### [Material supplied]
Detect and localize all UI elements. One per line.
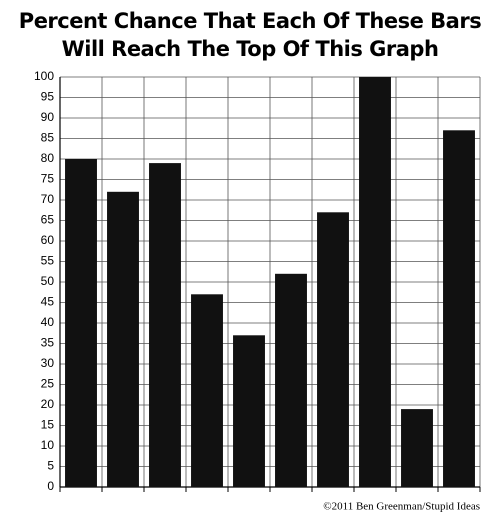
bar [233,335,265,487]
y-tick-label: 85 [41,131,55,145]
bar [191,294,223,487]
y-tick-label: 95 [41,90,55,104]
y-tick-label: 15 [41,418,55,432]
y-tick-label: 75 [41,172,55,186]
bar [149,163,181,487]
bar [317,212,349,488]
y-tick-label: 45 [41,295,55,309]
y-tick-label: 20 [41,397,55,411]
y-tick-label: 35 [41,336,55,350]
y-tick-label: 55 [41,254,55,268]
chart-title: Percent Chance That Each Of These Bars [19,9,481,33]
y-tick-label: 40 [41,315,55,329]
bar [107,191,139,488]
bar [275,273,307,487]
y-tick-label: 0 [47,479,54,493]
credit: ©2011 Ben Greenman/Stupid Ideas [323,501,480,513]
y-tick-label: 60 [41,233,55,247]
y-tick-label: 65 [41,213,55,227]
bar [443,130,475,488]
y-tick-label: 90 [41,110,55,124]
bar [359,77,391,487]
chart-title: Will Reach The Top Of This Graph [62,37,439,61]
y-tick-label: 80 [41,151,55,165]
y-tick-label: 5 [47,459,54,473]
y-tick-label: 100 [34,69,54,83]
y-tick-label: 25 [41,377,55,391]
bar [65,159,97,487]
y-tick-label: 30 [41,356,55,370]
y-tick-label: 10 [41,438,55,452]
y-tick-label: 70 [41,192,55,206]
bar [401,409,433,487]
y-tick-label: 50 [41,274,55,288]
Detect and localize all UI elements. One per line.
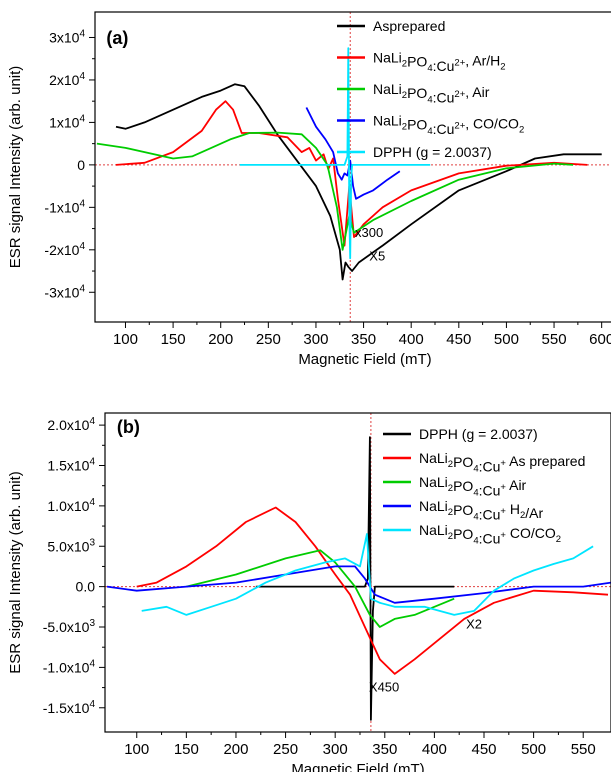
series-line-3: [305, 107, 401, 200]
x-tick-label: 200: [208, 331, 233, 348]
y-tick-label: -1.0x104: [43, 658, 96, 675]
y-tick-label: 3x104: [49, 28, 85, 45]
panel-label: (a): [106, 28, 128, 48]
series-line-1: [136, 506, 609, 675]
plot-frame: [104, 412, 611, 733]
legend-label-4: NaLi2PO4:Cu+ CO/CO2: [419, 522, 561, 546]
x-tick-label: 450: [471, 741, 496, 758]
y-tick-label: 5.0x103: [47, 537, 95, 554]
y-tick-label: 1x104: [49, 113, 85, 130]
panel-a-chart: 100 150 200 250 300 350 400 450 500 550 600 3x104 2x…: [7, 11, 611, 368]
x-axis-label: Magnetic Field (mT): [291, 761, 424, 772]
y-tick-label: 0: [77, 157, 85, 173]
series-line-1: [115, 100, 588, 247]
series-line-2: [186, 549, 455, 628]
series-line-4: [141, 533, 594, 616]
x-tick-label: 600: [589, 331, 611, 348]
y-tick-label: 2x104: [49, 71, 85, 88]
plot-frame: [94, 11, 611, 323]
y-tick-label: -1x104: [44, 198, 85, 215]
multiplier-annotation: X450: [369, 680, 399, 695]
y-tick-label: 0.0: [76, 579, 96, 595]
legend-label-1: NaLi2PO4:Cu2+, Ar/H2: [373, 50, 506, 74]
x-tick-label: 200: [223, 741, 248, 758]
y-tick-label: -1.5x104: [43, 699, 96, 716]
x-tick-label: 250: [273, 741, 298, 758]
y-tick-label: 1.5x104: [47, 456, 95, 473]
x-tick-label: 500: [521, 741, 546, 758]
x-tick-label: 350: [351, 331, 376, 348]
panel-b-chart: 100 150 200 250 300 350 400 450 500 550 2.0x104 1.5…: [7, 412, 611, 772]
x-tick-label: 400: [399, 331, 424, 348]
legend-label-2: NaLi2PO4:Cu+ Air: [419, 474, 527, 498]
multiplier-annotation: X5: [369, 248, 385, 263]
legend-label-3: NaLi2PO4:Cu+ H2/Ar: [419, 498, 544, 522]
y-tick-label: -2x104: [44, 241, 85, 258]
y-tick-label: -3x104: [44, 283, 85, 300]
legend-label-3: NaLi2PO4:Cu2+, CO/CO2: [373, 113, 524, 137]
x-tick-label: 400: [422, 741, 447, 758]
x-tick-label: 500: [494, 331, 519, 348]
x-tick-label: 350: [372, 741, 397, 758]
x-tick-label: 300: [303, 331, 328, 348]
x-axis-label: Magnetic Field (mT): [298, 351, 431, 368]
y-axis-label: ESR signal Intensity (arb. unit): [7, 66, 24, 269]
legend-label-0: Asprepared: [373, 18, 445, 34]
x-tick-label: 450: [446, 331, 471, 348]
y-tick-label: 2.0x104: [47, 416, 95, 433]
multiplier-annotation: X2: [466, 617, 482, 632]
x-tick-label: 250: [256, 331, 281, 348]
x-tick-label: 150: [174, 741, 199, 758]
y-tick-label: -5.0x103: [43, 618, 96, 635]
x-tick-label: 550: [571, 741, 596, 758]
x-tick-label: 550: [542, 331, 567, 348]
legend-label-1: NaLi2PO4:Cu+ As prepared: [419, 450, 585, 474]
x-tick-label: 300: [323, 741, 348, 758]
multiplier-annotation: x300: [355, 225, 383, 240]
legend-label-0: DPPH (g = 2.0037): [419, 426, 538, 442]
panel-label: (b): [117, 417, 140, 437]
legend-label-2: NaLi2PO4:Cu2+, Air: [373, 81, 490, 105]
y-axis-label: ESR signal Intensity (arb. unit): [7, 471, 24, 674]
y-tick-label: 1.0x104: [47, 497, 95, 514]
series-line-4: [239, 47, 431, 260]
series-line-0: [115, 83, 602, 281]
series-line-0: [255, 436, 455, 721]
x-tick-label: 150: [161, 331, 186, 348]
x-tick-label: 100: [113, 331, 138, 348]
x-tick-label: 100: [124, 741, 149, 758]
legend-label-4: DPPH (g = 2.0037): [373, 144, 492, 160]
series-line-3: [106, 565, 611, 604]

### [Problem to work on]
Rewrite all of the material with every "plot-frame" changed to "plot-area" and everything else left as it is. Leave the pictures out of your answer.

### [Reply to the task]
Detect and localize all UI elements. One per line.
bar [233,335,265,487]
y-tick-label: 85 [41,131,55,145]
bar [191,294,223,487]
y-tick-label: 95 [41,90,55,104]
y-tick-label: 15 [41,418,55,432]
y-tick-label: 75 [41,172,55,186]
bar [149,163,181,487]
bar [317,212,349,488]
y-tick-label: 45 [41,295,55,309]
y-tick-label: 20 [41,397,55,411]
y-tick-label: 35 [41,336,55,350]
y-tick-label: 55 [41,254,55,268]
chart-title: Percent Chance That Each Of These Bars [19,9,481,33]
y-tick-label: 40 [41,315,55,329]
bar [107,191,139,488]
bar [275,273,307,487]
y-tick-label: 0 [47,479,54,493]
credit: ©2011 Ben Greenman/Stupid Ideas [323,501,480,513]
y-tick-label: 60 [41,233,55,247]
y-tick-label: 65 [41,213,55,227]
bar [443,130,475,488]
y-tick-label: 90 [41,110,55,124]
bar [359,77,391,487]
chart-title: Will Reach The Top Of This Graph [62,37,439,61]
y-tick-label: 80 [41,151,55,165]
y-tick-label: 5 [47,459,54,473]
y-tick-label: 100 [34,69,54,83]
y-tick-label: 25 [41,377,55,391]
bar [65,159,97,487]
y-tick-label: 30 [41,356,55,370]
y-tick-label: 10 [41,438,55,452]
y-tick-label: 70 [41,192,55,206]
bar [401,409,433,487]
y-tick-label: 50 [41,274,55,288]
Detect and localize all UI elements. One per line.
series-line-3: [305, 107, 401, 200]
x-tick-label: 200: [208, 331, 233, 348]
y-tick-label: -1.0x104: [43, 658, 96, 675]
y-tick-label: 3x104: [49, 28, 85, 45]
panel-label: (a): [106, 28, 128, 48]
series-line-1: [136, 506, 609, 675]
plot-area: [104, 412, 611, 733]
legend-label-4: NaLi2PO4:Cu+ CO/CO2: [419, 522, 561, 546]
x-tick-label: 450: [471, 741, 496, 758]
y-tick-label: 5.0x103: [47, 537, 95, 554]
y-tick-label: 1x104: [49, 113, 85, 130]
panel-a-chart: 100 150 200 250 300 350 400 450 500 550 600 3x104 2x…: [7, 11, 611, 368]
x-axis-label: Magnetic Field (mT): [291, 761, 424, 772]
y-tick-label: 0: [77, 157, 85, 173]
series-line-1: [115, 100, 588, 247]
series-line-2: [186, 549, 455, 628]
series-line-4: [141, 533, 594, 616]
x-tick-label: 600: [589, 331, 611, 348]
y-tick-label: 2x104: [49, 71, 85, 88]
plot-area: [94, 11, 611, 323]
y-tick-label: -1x104: [44, 198, 85, 215]
multiplier-annotation: X450: [369, 680, 399, 695]
y-tick-label: 0.0: [76, 579, 96, 595]
legend-label-1: NaLi2PO4:Cu2+, Ar/H2: [373, 50, 506, 74]
x-tick-label: 200: [223, 741, 248, 758]
y-tick-label: -1.5x104: [43, 699, 96, 716]
x-tick-label: 250: [273, 741, 298, 758]
y-tick-label: 1.5x104: [47, 456, 95, 473]
x-tick-label: 500: [521, 741, 546, 758]
x-tick-label: 350: [351, 331, 376, 348]
panel-b-chart: 100 150 200 250 300 350 400 450 500 550 2.0x104 1.5…: [7, 412, 611, 772]
x-tick-label: 400: [399, 331, 424, 348]
legend-label-2: NaLi2PO4:Cu+ Air: [419, 474, 527, 498]
multiplier-annotation: X5: [369, 248, 385, 263]
legend-label-3: NaLi2PO4:Cu+ H2/Ar: [419, 498, 544, 522]
y-tick-label: -2x104: [44, 241, 85, 258]
y-tick-label: -3x104: [44, 283, 85, 300]
legend-label-3: NaLi2PO4:Cu2+, CO/CO2: [373, 113, 524, 137]
x-tick-label: 400: [422, 741, 447, 758]
x-tick-label: 500: [494, 331, 519, 348]
x-tick-label: 350: [372, 741, 397, 758]
x-tick-label: 300: [303, 331, 328, 348]
x-axis-label: Magnetic Field (mT): [298, 351, 431, 368]
y-axis-label: ESR signal Intensity (arb. unit): [7, 66, 24, 269]
legend-label-0: Asprepared: [373, 18, 445, 34]
x-tick-label: 450: [446, 331, 471, 348]
y-tick-label: 2.0x104: [47, 416, 95, 433]
multiplier-annotation: X2: [466, 617, 482, 632]
x-tick-label: 250: [256, 331, 281, 348]
x-tick-label: 150: [174, 741, 199, 758]
y-tick-label: -5.0x103: [43, 618, 96, 635]
x-tick-label: 550: [571, 741, 596, 758]
x-tick-label: 550: [542, 331, 567, 348]
legend-label-1: NaLi2PO4:Cu+ As prepared: [419, 450, 585, 474]
x-tick-label: 300: [323, 741, 348, 758]
multiplier-annotation: x300: [355, 225, 383, 240]
legend-label-0: DPPH (g = 2.0037): [419, 426, 538, 442]
panel-label: (b): [117, 417, 140, 437]
legend-label-2: NaLi2PO4:Cu2+, Air: [373, 81, 490, 105]
y-axis-label: ESR signal Intensity (arb. unit): [7, 471, 24, 674]
y-tick-label: 1.0x104: [47, 497, 95, 514]
series-line-4: [239, 47, 431, 260]
series-line-0: [115, 83, 602, 281]
series-line-0: [255, 436, 455, 721]
x-tick-label: 150: [161, 331, 186, 348]
x-tick-label: 100: [113, 331, 138, 348]
x-tick-label: 100: [124, 741, 149, 758]
legend-label-4: DPPH (g = 2.0037): [373, 144, 492, 160]
series-line-3: [106, 565, 611, 604]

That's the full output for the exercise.